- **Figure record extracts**

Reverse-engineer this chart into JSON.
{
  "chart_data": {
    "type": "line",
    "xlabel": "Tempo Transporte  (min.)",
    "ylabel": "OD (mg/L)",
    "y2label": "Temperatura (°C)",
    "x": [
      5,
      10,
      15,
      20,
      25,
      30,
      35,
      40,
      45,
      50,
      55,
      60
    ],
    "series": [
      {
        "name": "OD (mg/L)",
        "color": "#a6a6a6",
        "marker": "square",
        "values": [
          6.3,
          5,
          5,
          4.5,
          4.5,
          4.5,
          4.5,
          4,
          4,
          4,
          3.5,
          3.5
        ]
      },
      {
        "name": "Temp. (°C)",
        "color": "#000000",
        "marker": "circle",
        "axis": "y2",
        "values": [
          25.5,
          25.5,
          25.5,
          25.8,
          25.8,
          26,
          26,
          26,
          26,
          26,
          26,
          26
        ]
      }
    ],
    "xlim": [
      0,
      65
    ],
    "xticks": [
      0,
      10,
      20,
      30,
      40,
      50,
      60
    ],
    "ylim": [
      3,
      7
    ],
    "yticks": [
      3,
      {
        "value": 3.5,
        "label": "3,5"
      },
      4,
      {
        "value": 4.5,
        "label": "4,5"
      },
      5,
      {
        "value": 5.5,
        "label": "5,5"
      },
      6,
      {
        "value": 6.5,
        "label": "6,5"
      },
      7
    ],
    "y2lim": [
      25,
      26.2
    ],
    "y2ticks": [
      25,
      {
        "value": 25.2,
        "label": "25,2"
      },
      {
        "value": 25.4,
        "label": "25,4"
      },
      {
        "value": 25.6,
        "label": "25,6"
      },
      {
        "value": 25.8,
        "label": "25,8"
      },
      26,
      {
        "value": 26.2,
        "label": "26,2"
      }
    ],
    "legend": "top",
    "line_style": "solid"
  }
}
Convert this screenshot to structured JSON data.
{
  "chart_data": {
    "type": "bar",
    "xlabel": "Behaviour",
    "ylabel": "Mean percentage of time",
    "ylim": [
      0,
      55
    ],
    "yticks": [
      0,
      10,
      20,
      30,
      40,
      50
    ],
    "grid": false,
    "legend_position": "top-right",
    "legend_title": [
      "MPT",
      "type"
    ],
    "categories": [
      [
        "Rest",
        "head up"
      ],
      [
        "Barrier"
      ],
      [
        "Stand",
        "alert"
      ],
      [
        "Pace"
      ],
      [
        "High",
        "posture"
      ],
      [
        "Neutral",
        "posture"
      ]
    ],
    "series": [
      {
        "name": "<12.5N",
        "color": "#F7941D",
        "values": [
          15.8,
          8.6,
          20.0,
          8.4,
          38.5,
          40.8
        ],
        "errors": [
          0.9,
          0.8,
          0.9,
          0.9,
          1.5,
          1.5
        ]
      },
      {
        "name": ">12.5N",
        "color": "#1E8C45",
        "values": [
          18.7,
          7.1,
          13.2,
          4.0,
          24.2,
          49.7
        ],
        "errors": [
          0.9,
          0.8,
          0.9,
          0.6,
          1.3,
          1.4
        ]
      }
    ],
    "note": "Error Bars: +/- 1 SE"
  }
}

- **DO THIS**
Identify and copy the lines holding the word "ylabel".

- **RESULT OF THIS TASK**
    "ylabel": "OD (mg/L)",
    "ylabel": "Mean percentage of time",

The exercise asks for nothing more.